_Problem description_
Compute the number of lines that include the string "with", then output that number and nothing else.

_Material_
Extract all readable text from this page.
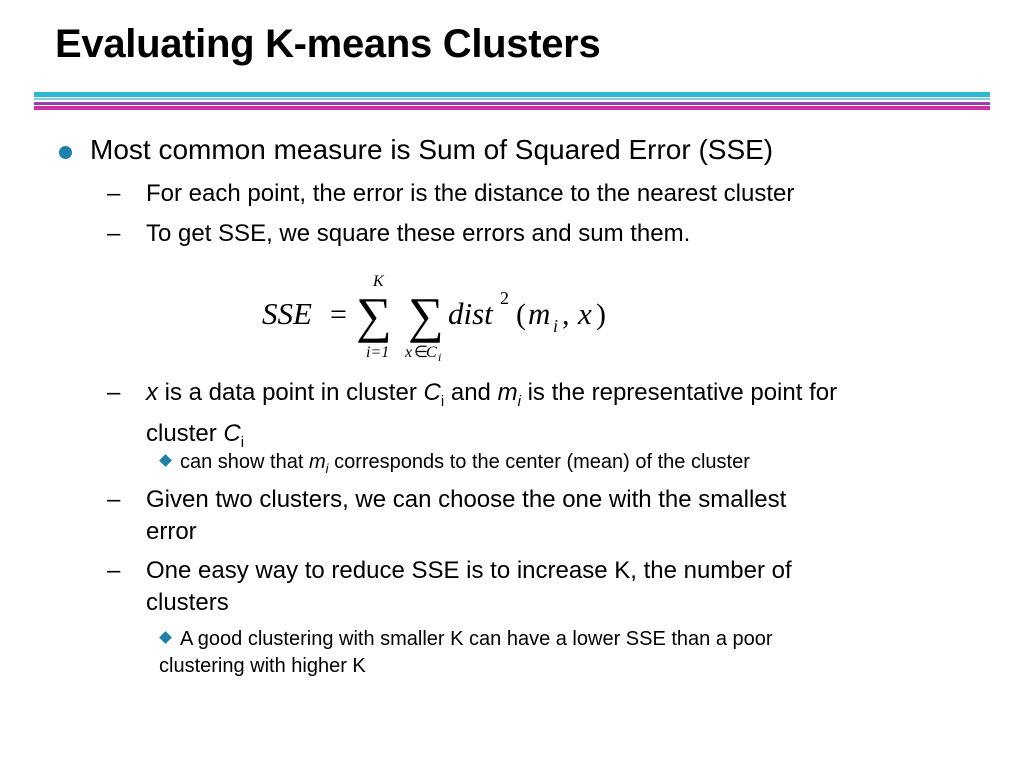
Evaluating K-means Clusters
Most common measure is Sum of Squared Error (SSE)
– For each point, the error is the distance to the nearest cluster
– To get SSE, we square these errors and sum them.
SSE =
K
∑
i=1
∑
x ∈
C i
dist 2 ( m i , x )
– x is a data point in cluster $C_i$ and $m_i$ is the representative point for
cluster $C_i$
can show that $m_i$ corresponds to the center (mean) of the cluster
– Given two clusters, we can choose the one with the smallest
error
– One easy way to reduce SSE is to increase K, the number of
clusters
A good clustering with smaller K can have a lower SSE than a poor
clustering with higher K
--
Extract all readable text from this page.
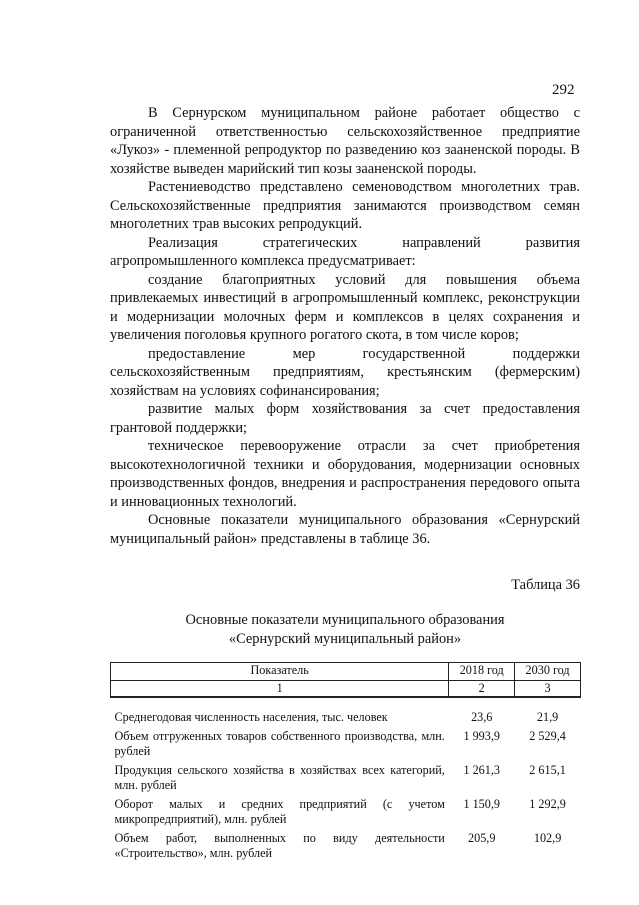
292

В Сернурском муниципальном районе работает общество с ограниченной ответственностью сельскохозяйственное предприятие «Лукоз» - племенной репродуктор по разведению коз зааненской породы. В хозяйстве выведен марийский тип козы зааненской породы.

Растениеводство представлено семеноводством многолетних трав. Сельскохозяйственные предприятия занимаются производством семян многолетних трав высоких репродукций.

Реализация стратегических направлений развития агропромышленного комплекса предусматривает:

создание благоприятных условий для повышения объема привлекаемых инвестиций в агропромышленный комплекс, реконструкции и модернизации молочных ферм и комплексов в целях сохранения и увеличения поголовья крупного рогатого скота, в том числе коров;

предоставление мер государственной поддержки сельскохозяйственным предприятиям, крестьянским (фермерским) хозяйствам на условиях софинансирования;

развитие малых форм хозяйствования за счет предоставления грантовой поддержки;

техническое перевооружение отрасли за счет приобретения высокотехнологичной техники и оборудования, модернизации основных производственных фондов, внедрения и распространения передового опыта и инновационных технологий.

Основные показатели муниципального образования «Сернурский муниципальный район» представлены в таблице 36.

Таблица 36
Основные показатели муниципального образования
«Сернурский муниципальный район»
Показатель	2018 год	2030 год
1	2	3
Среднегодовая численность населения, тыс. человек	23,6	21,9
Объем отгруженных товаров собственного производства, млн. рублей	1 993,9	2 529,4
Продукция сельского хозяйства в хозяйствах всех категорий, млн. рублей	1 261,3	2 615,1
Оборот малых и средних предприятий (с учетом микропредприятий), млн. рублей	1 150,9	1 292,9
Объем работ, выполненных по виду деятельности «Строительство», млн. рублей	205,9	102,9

_Response below_
3